#### Exercise description
Below are records; please give the number of their lines that contain the string "Support", and only that number.

#### Data shown
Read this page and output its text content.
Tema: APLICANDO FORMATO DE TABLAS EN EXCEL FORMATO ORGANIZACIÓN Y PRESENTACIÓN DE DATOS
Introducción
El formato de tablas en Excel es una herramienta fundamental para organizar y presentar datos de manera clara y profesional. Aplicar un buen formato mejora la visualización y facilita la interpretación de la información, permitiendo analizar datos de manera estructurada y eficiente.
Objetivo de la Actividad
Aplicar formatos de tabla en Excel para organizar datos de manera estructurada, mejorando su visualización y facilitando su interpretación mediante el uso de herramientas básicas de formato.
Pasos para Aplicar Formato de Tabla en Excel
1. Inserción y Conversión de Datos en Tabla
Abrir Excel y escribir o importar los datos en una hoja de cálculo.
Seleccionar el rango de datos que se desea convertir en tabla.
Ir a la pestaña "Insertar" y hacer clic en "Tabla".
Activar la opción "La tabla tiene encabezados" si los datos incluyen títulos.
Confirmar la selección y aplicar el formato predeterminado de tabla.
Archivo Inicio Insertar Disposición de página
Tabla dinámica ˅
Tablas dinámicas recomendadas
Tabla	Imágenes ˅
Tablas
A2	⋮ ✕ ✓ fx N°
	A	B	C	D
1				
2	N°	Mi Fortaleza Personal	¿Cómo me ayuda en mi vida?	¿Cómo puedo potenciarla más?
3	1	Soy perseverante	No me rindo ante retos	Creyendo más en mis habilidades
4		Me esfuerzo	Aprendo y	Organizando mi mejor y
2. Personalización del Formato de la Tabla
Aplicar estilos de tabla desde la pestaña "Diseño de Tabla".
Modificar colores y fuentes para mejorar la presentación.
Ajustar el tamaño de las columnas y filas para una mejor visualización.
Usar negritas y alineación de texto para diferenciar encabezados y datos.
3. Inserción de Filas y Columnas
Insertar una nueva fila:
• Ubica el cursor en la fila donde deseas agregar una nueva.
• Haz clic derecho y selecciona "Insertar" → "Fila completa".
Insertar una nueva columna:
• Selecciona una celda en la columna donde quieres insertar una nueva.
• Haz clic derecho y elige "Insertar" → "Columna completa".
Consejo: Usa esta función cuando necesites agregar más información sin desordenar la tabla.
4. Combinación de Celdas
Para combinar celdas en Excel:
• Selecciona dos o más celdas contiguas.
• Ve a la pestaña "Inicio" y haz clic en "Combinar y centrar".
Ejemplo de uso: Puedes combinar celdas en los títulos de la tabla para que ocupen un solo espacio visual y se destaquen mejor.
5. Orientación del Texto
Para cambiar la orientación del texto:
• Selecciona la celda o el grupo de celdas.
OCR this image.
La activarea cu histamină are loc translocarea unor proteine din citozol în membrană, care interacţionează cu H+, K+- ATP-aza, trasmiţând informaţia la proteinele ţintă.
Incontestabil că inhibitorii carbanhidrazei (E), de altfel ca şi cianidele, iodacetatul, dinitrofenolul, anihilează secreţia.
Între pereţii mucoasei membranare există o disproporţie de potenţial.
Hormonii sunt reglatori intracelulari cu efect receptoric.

--

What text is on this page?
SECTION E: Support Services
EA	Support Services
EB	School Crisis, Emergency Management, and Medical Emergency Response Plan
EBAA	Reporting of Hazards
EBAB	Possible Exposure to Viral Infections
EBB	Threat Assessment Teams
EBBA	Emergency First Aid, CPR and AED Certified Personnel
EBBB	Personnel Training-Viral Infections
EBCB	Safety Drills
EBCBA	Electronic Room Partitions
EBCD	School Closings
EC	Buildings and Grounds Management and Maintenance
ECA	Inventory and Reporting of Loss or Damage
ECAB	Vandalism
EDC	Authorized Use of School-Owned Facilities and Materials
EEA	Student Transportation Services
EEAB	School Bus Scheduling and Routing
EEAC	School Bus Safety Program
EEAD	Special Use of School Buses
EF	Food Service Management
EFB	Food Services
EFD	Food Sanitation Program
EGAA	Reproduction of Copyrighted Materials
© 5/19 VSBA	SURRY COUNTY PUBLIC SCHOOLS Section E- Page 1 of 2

#### Reply to the exercise
2